- What to work on
Transcribe all of the material below word for word and leave out its pictures.

Rows from a dataset

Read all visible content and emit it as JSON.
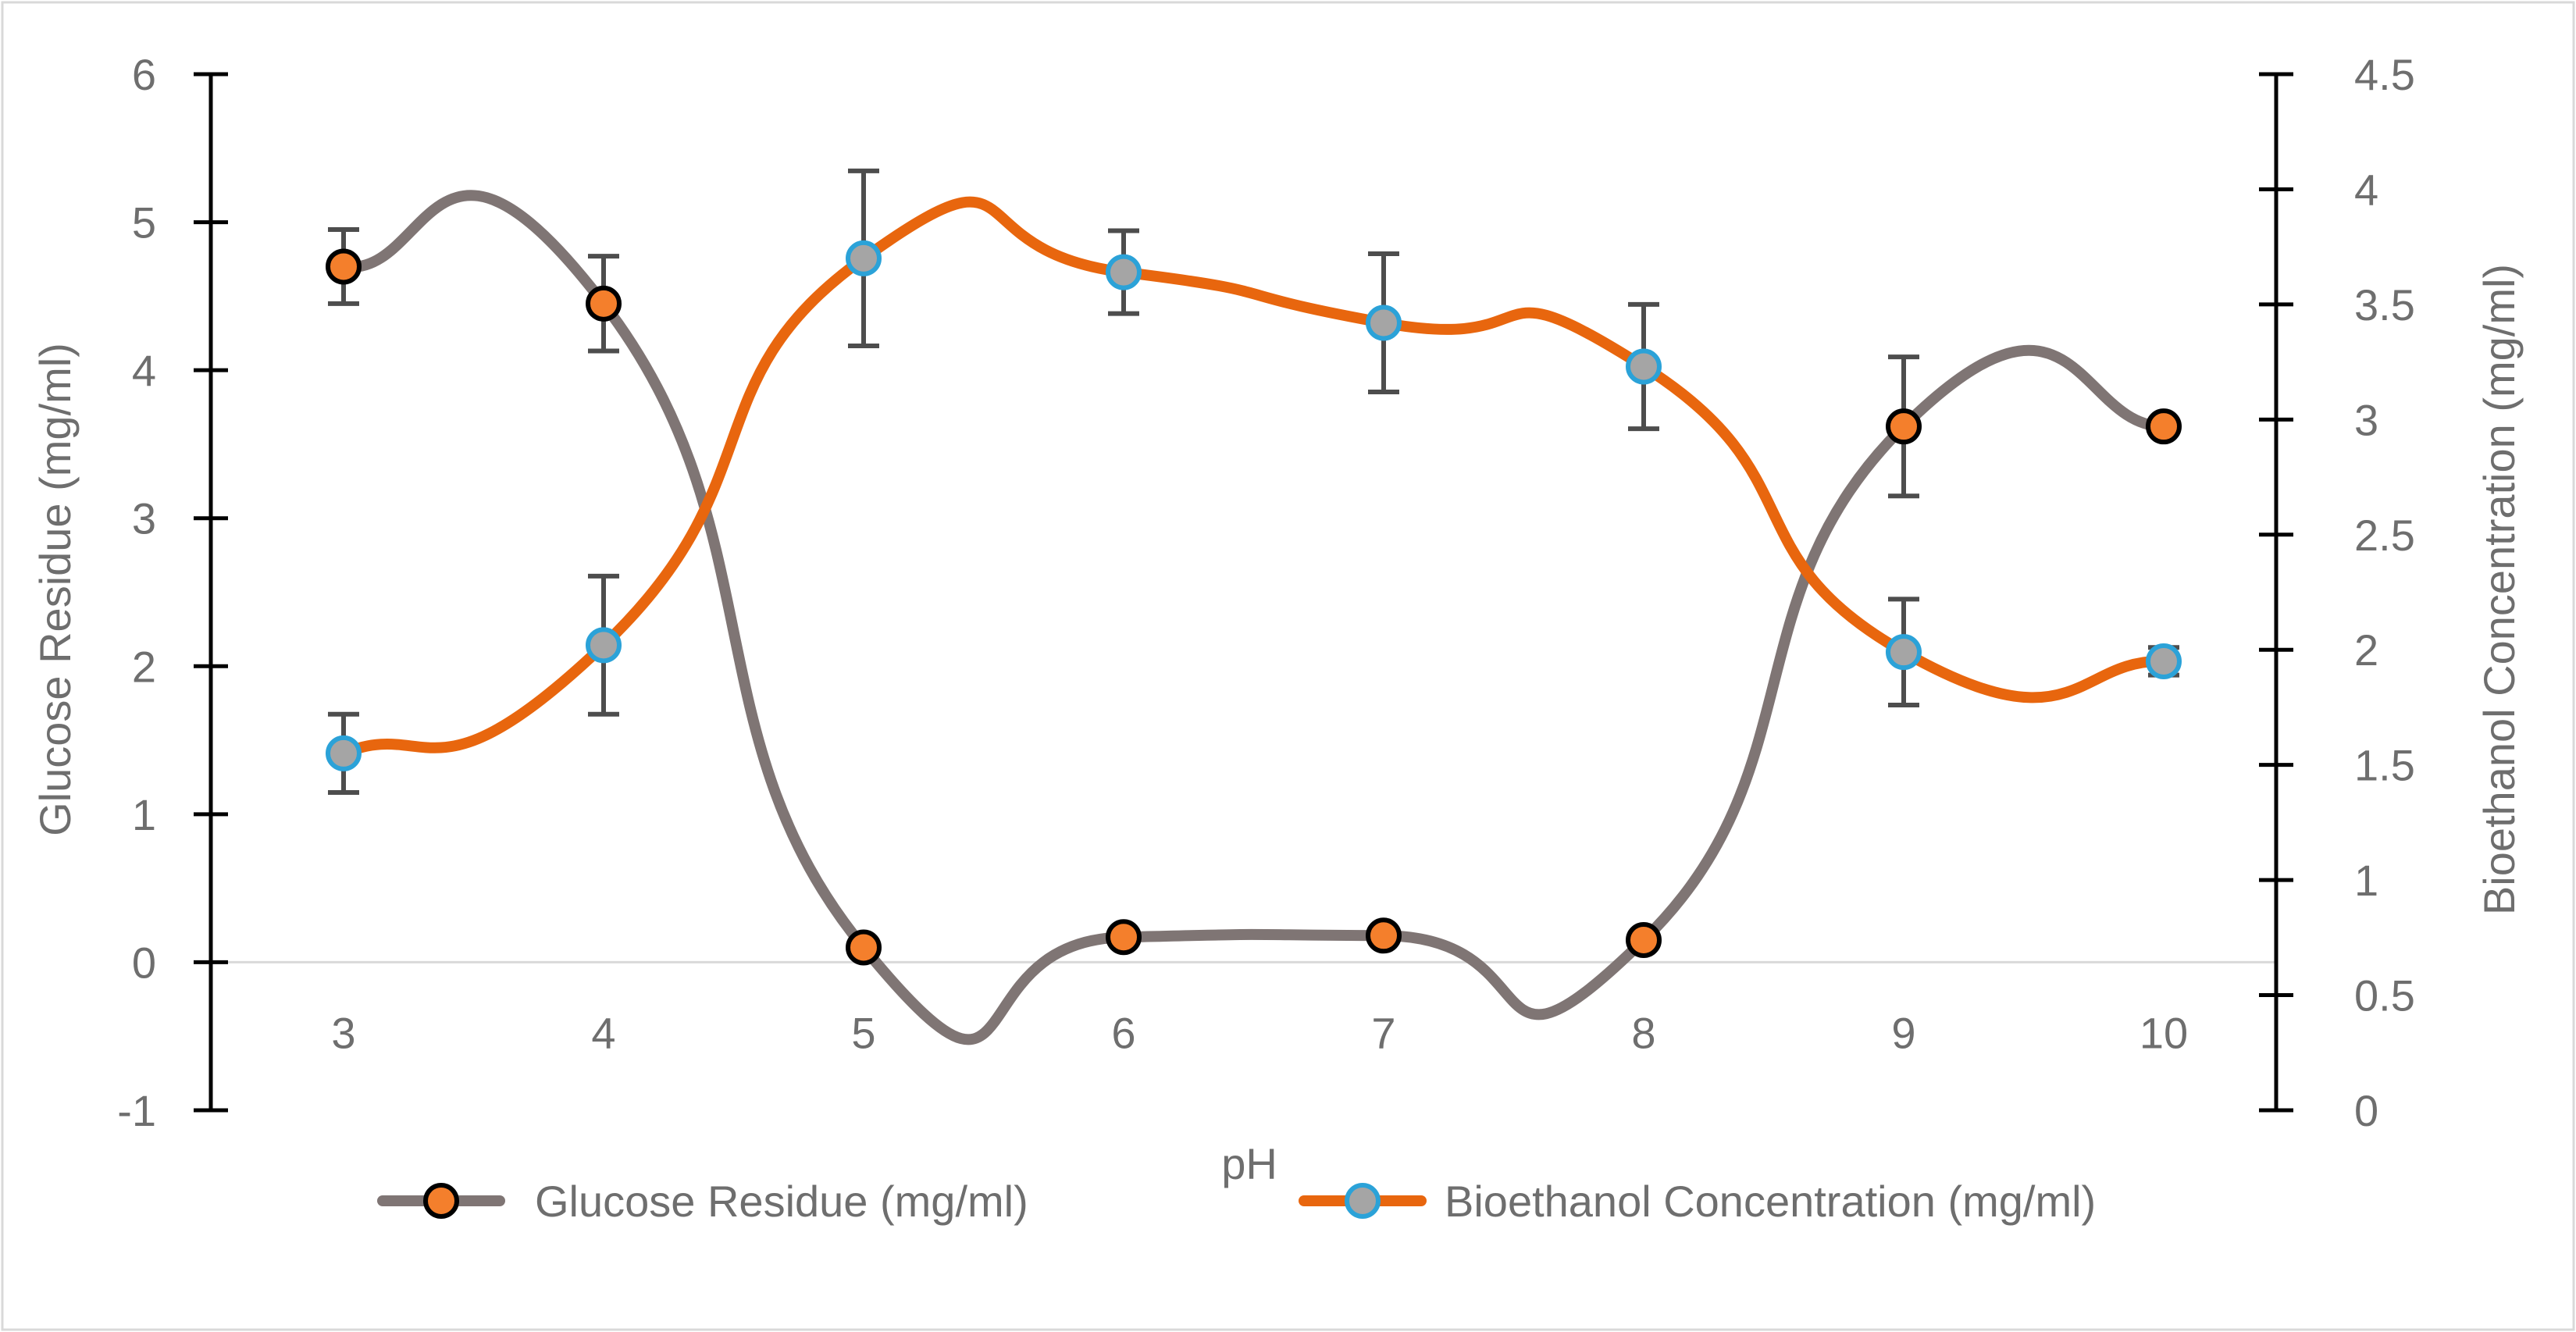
{
  "colors": {
    "glucose_line": "#7F7574",
    "glucose_marker_fill": "#F47F2C",
    "glucose_marker_edge": "#000000",
    "bioethanol_line": "#E8660E",
    "bioethanol_marker_fill": "#A5A5A5",
    "bioethanol_marker_edge": "#2BA2D8",
    "axis": "#000000",
    "text": "#6E6E6E",
    "error_bar": "#4D4D4D",
    "zero_line": "#D9D9D9",
    "frame": "#D9D9D9"
  },
  "chart_data": {
    "type": "line",
    "title": "",
    "xlabel": "pH",
    "ylabel": "Glucose Residue (mg/ml)",
    "y2label": "Bioethanol Concentration (mg/ml)",
    "categories": [
      "3",
      "4",
      "5",
      "6",
      "7",
      "8",
      "9",
      "10"
    ],
    "x": [
      3,
      4,
      5,
      6,
      7,
      8,
      9,
      10
    ],
    "ylim": [
      -1,
      6
    ],
    "y2lim": [
      0,
      4.5
    ],
    "yticks": [
      "-1",
      "0",
      "1",
      "2",
      "3",
      "4",
      "5",
      "6"
    ],
    "y2ticks": [
      "0",
      "0.5",
      "1",
      "1.5",
      "2",
      "2.5",
      "3",
      "3.5",
      "4",
      "4.5"
    ],
    "grid": false,
    "legend": "bottom",
    "series": [
      {
        "name": "Glucose Residue (mg/ml)",
        "axis": "left",
        "values": [
          4.7,
          4.45,
          0.1,
          0.17,
          0.18,
          0.15,
          3.62,
          3.62
        ],
        "errors": [
          0.25,
          0.32,
          0,
          0,
          0,
          0,
          0.47,
          0
        ]
      },
      {
        "name": "Bioethanol Concentration (mg/ml)",
        "axis": "right",
        "values": [
          1.55,
          2.02,
          3.7,
          3.64,
          3.42,
          3.23,
          1.99,
          1.95
        ],
        "errors": [
          0.17,
          0.3,
          0.38,
          0.18,
          0.3,
          0.27,
          0.23,
          0.06
        ]
      }
    ]
  }
}
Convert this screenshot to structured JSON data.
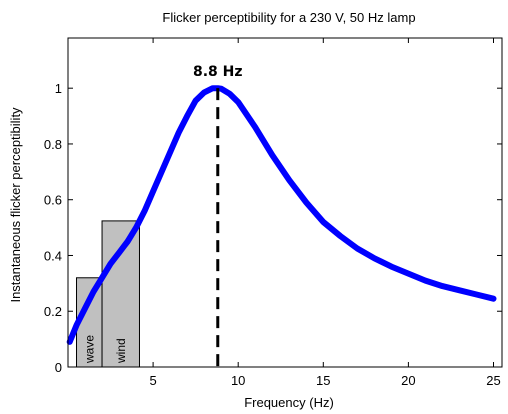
{
  "chart_data": {
    "type": "line",
    "title": "Flicker perceptibility for a 230 V, 50 Hz lamp",
    "xlabel": "Frequency (Hz)",
    "ylabel": "Instantaneous flicker perceptibility",
    "xlim": [
      0,
      25.5
    ],
    "ylim": [
      0,
      1.18
    ],
    "xticks": [
      5,
      10,
      15,
      20,
      25
    ],
    "xtick_labels": [
      "5",
      "10",
      "15",
      "20",
      "25"
    ],
    "yticks": [
      0,
      0.2,
      0.4,
      0.6,
      0.8,
      1
    ],
    "ytick_labels": [
      "0",
      "0.2",
      "0.4",
      "0.6",
      "0.8",
      "1"
    ],
    "grid": false,
    "series": [
      {
        "color": "#0000ff",
        "x": [
          0.1,
          0.5,
          1,
          1.5,
          2,
          2.5,
          3,
          3.5,
          4,
          4.5,
          5,
          5.5,
          6,
          6.5,
          7,
          7.5,
          8,
          8.5,
          8.8,
          9,
          9.5,
          10,
          11,
          12,
          13,
          14,
          15,
          16,
          17,
          18,
          19,
          20,
          21,
          22,
          23,
          24,
          25
        ],
        "y": [
          0.09,
          0.15,
          0.21,
          0.27,
          0.32,
          0.37,
          0.41,
          0.45,
          0.5,
          0.56,
          0.63,
          0.7,
          0.77,
          0.84,
          0.9,
          0.955,
          0.985,
          1.0,
          1.0,
          0.998,
          0.98,
          0.95,
          0.86,
          0.76,
          0.67,
          0.59,
          0.52,
          0.47,
          0.425,
          0.39,
          0.36,
          0.335,
          0.31,
          0.29,
          0.275,
          0.26,
          0.245
        ]
      }
    ],
    "regions": [
      {
        "label": "wave",
        "x0": 0.5,
        "x1": 2.0,
        "color": "#c0c0c0"
      },
      {
        "label": "wind",
        "x0": 2.0,
        "x1": 4.2,
        "color": "#c0c0c0"
      }
    ],
    "annotations": [
      {
        "label": "8.8 Hz",
        "x": 8.8
      }
    ]
  }
}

- Correct response
Read all visible content and emit it as JSON.
{
  "colors": {
    "glucose_line": "#7F7574",
    "glucose_marker_fill": "#F47F2C",
    "glucose_marker_edge": "#000000",
    "bioethanol_line": "#E8660E",
    "bioethanol_marker_fill": "#A5A5A5",
    "bioethanol_marker_edge": "#2BA2D8",
    "axis": "#000000",
    "text": "#6E6E6E",
    "error_bar": "#4D4D4D",
    "zero_line": "#D9D9D9",
    "frame": "#D9D9D9"
  },
  "chart_data": {
    "type": "line",
    "title": "",
    "xlabel": "pH",
    "ylabel": "Glucose Residue (mg/ml)",
    "y2label": "Bioethanol Concentration (mg/ml)",
    "categories": [
      "3",
      "4",
      "5",
      "6",
      "7",
      "8",
      "9",
      "10"
    ],
    "x": [
      3,
      4,
      5,
      6,
      7,
      8,
      9,
      10
    ],
    "ylim": [
      -1,
      6
    ],
    "y2lim": [
      0,
      4.5
    ],
    "yticks": [
      "-1",
      "0",
      "1",
      "2",
      "3",
      "4",
      "5",
      "6"
    ],
    "y2ticks": [
      "0",
      "0.5",
      "1",
      "1.5",
      "2",
      "2.5",
      "3",
      "3.5",
      "4",
      "4.5"
    ],
    "grid": false,
    "legend": "bottom",
    "series": [
      {
        "name": "Glucose Residue (mg/ml)",
        "axis": "left",
        "values": [
          4.7,
          4.45,
          0.1,
          0.17,
          0.18,
          0.15,
          3.62,
          3.62
        ],
        "errors": [
          0.25,
          0.32,
          0,
          0,
          0,
          0,
          0.47,
          0
        ]
      },
      {
        "name": "Bioethanol Concentration (mg/ml)",
        "axis": "right",
        "values": [
          1.55,
          2.02,
          3.7,
          3.64,
          3.42,
          3.23,
          1.99,
          1.95
        ],
        "errors": [
          0.17,
          0.3,
          0.38,
          0.18,
          0.3,
          0.27,
          0.23,
          0.06
        ]
      }
    ]
  }
}
Convert this screenshot to structured JSON data.
{
  "chart_data": {
    "type": "line",
    "title": "Flicker perceptibility for a 230 V, 50 Hz lamp",
    "xlabel": "Frequency (Hz)",
    "ylabel": "Instantaneous flicker perceptibility",
    "xlim": [
      0,
      25.5
    ],
    "ylim": [
      0,
      1.18
    ],
    "xticks": [
      5,
      10,
      15,
      20,
      25
    ],
    "xtick_labels": [
      "5",
      "10",
      "15",
      "20",
      "25"
    ],
    "yticks": [
      0,
      0.2,
      0.4,
      0.6,
      0.8,
      1
    ],
    "ytick_labels": [
      "0",
      "0.2",
      "0.4",
      "0.6",
      "0.8",
      "1"
    ],
    "grid": false,
    "series": [
      {
        "color": "#0000ff",
        "x": [
          0.1,
          0.5,
          1,
          1.5,
          2,
          2.5,
          3,
          3.5,
          4,
          4.5,
          5,
          5.5,
          6,
          6.5,
          7,
          7.5,
          8,
          8.5,
          8.8,
          9,
          9.5,
          10,
          11,
          12,
          13,
          14,
          15,
          16,
          17,
          18,
          19,
          20,
          21,
          22,
          23,
          24,
          25
        ],
        "y": [
          0.09,
          0.15,
          0.21,
          0.27,
          0.32,
          0.37,
          0.41,
          0.45,
          0.5,
          0.56,
          0.63,
          0.7,
          0.77,
          0.84,
          0.9,
          0.955,
          0.985,
          1.0,
          1.0,
          0.998,
          0.98,
          0.95,
          0.86,
          0.76,
          0.67,
          0.59,
          0.52,
          0.47,
          0.425,
          0.39,
          0.36,
          0.335,
          0.31,
          0.29,
          0.275,
          0.26,
          0.245
        ]
      }
    ],
    "regions": [
      {
        "label": "wave",
        "x0": 0.5,
        "x1": 2.0,
        "color": "#c0c0c0"
      },
      {
        "label": "wind",
        "x0": 2.0,
        "x1": 4.2,
        "color": "#c0c0c0"
      }
    ],
    "annotations": [
      {
        "label": "8.8 Hz",
        "x": 8.8
      }
    ]
  }
}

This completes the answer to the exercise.